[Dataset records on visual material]

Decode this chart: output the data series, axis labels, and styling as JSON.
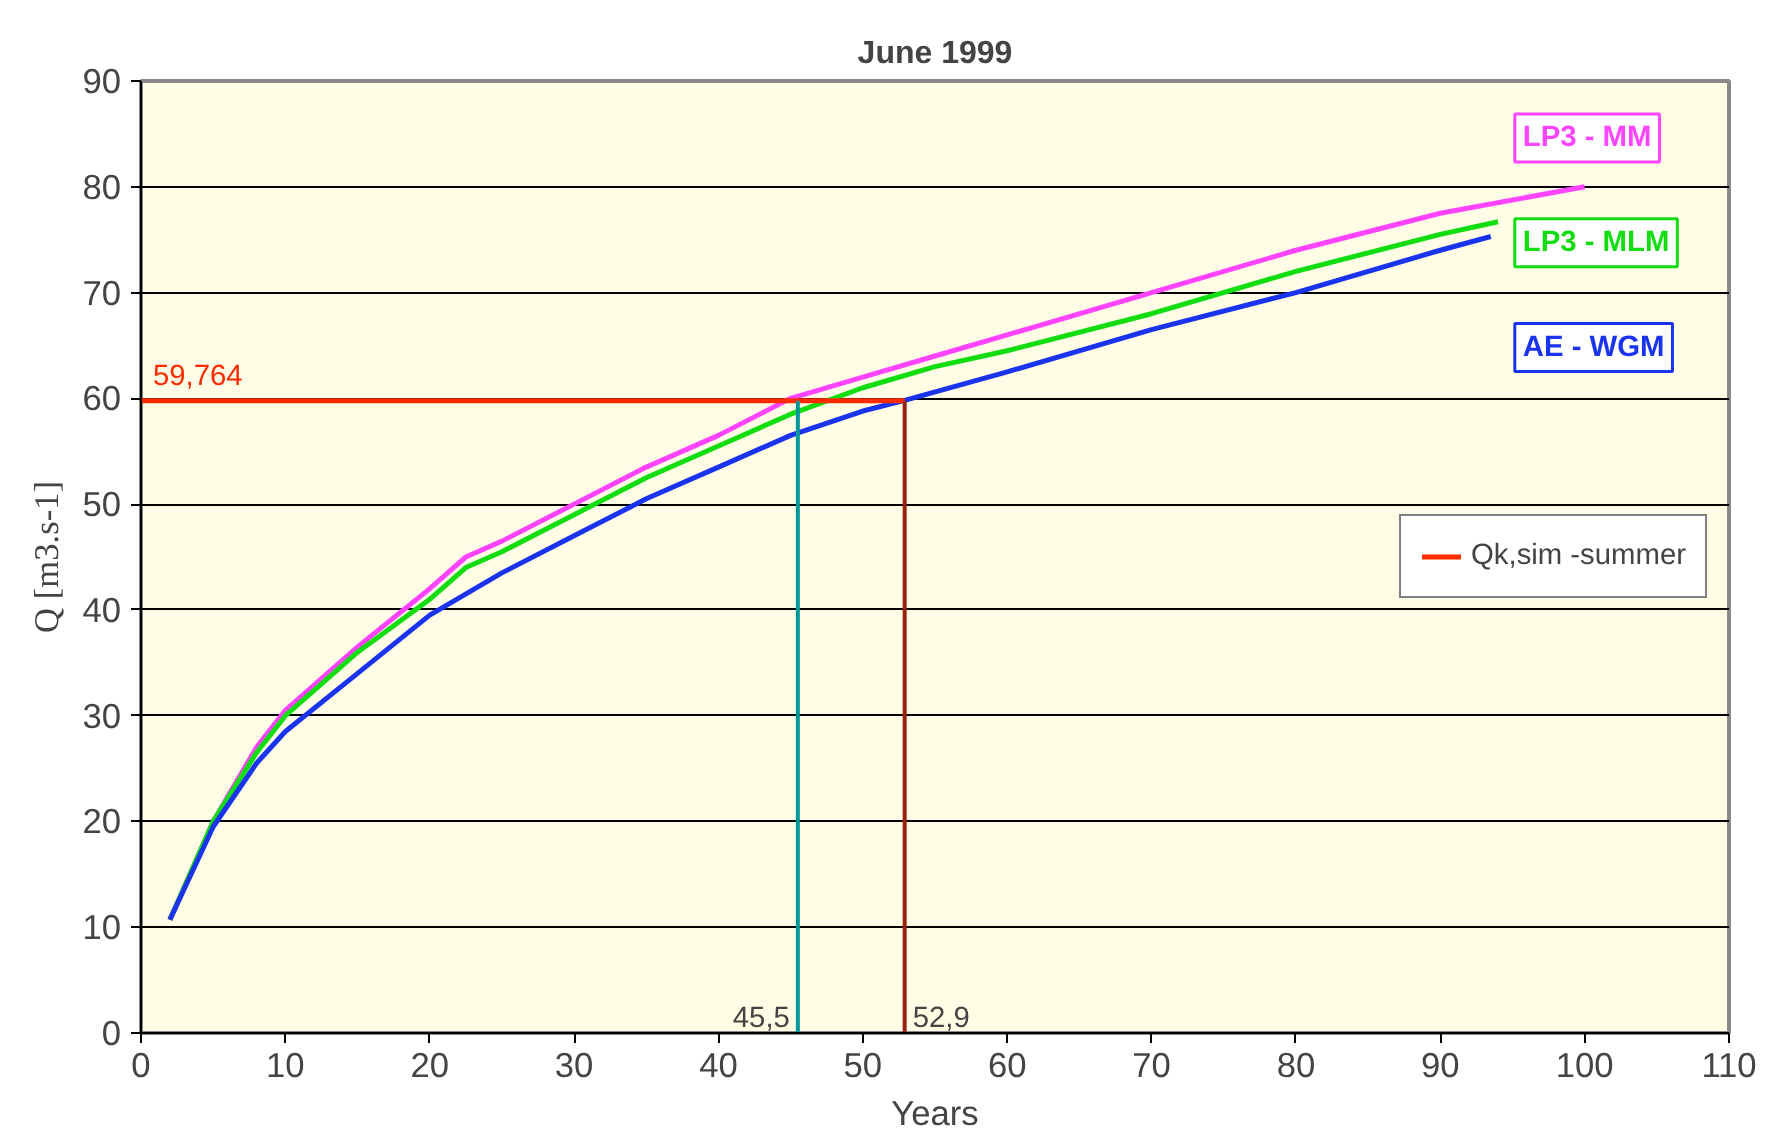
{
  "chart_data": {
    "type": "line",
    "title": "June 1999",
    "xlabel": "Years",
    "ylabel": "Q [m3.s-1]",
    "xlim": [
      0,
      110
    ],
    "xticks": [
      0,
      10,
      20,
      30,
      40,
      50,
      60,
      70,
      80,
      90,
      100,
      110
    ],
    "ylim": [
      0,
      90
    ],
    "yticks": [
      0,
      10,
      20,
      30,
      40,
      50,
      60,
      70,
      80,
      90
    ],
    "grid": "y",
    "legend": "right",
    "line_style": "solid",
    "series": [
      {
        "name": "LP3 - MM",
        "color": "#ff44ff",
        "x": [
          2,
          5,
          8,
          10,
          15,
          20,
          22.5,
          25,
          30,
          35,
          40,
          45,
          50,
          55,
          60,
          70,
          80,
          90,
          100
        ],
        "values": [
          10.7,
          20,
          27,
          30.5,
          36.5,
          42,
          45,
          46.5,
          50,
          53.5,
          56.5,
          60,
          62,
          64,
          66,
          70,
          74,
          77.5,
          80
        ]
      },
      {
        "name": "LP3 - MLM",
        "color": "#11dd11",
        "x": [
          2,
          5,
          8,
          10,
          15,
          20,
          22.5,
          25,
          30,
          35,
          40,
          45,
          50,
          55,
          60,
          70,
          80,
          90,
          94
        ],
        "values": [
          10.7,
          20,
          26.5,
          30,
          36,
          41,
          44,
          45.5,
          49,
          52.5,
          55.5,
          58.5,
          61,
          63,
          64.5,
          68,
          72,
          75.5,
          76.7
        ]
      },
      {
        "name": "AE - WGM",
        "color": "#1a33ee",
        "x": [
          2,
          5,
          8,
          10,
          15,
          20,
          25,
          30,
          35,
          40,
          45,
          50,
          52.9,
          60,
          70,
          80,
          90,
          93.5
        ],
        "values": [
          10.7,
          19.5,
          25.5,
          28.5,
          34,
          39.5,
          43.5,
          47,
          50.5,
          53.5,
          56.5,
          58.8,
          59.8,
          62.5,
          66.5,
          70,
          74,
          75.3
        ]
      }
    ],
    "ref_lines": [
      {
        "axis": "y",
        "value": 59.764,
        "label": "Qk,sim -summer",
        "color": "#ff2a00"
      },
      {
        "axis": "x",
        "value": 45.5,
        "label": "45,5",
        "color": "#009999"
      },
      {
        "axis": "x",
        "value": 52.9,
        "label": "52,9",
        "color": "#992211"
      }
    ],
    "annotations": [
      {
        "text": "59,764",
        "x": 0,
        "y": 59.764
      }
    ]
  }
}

==

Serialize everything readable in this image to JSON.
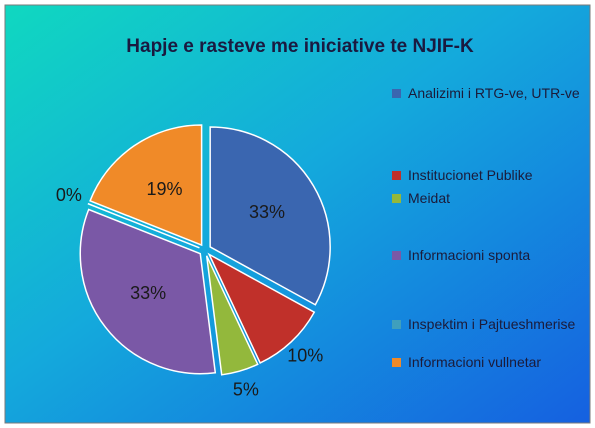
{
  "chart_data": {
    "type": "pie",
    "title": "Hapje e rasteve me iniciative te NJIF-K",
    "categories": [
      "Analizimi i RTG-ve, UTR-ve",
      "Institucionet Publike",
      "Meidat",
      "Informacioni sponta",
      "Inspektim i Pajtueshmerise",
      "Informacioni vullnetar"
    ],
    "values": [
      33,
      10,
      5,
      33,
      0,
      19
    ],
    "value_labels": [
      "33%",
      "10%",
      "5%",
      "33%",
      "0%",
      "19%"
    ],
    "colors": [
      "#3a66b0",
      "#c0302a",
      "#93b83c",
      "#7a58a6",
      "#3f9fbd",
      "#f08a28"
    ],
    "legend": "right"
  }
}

◆ Given problem ◆
Reply with the number of lines in the preceding entries that contain "Informacioni", and no other words.

◆ Response ◆
2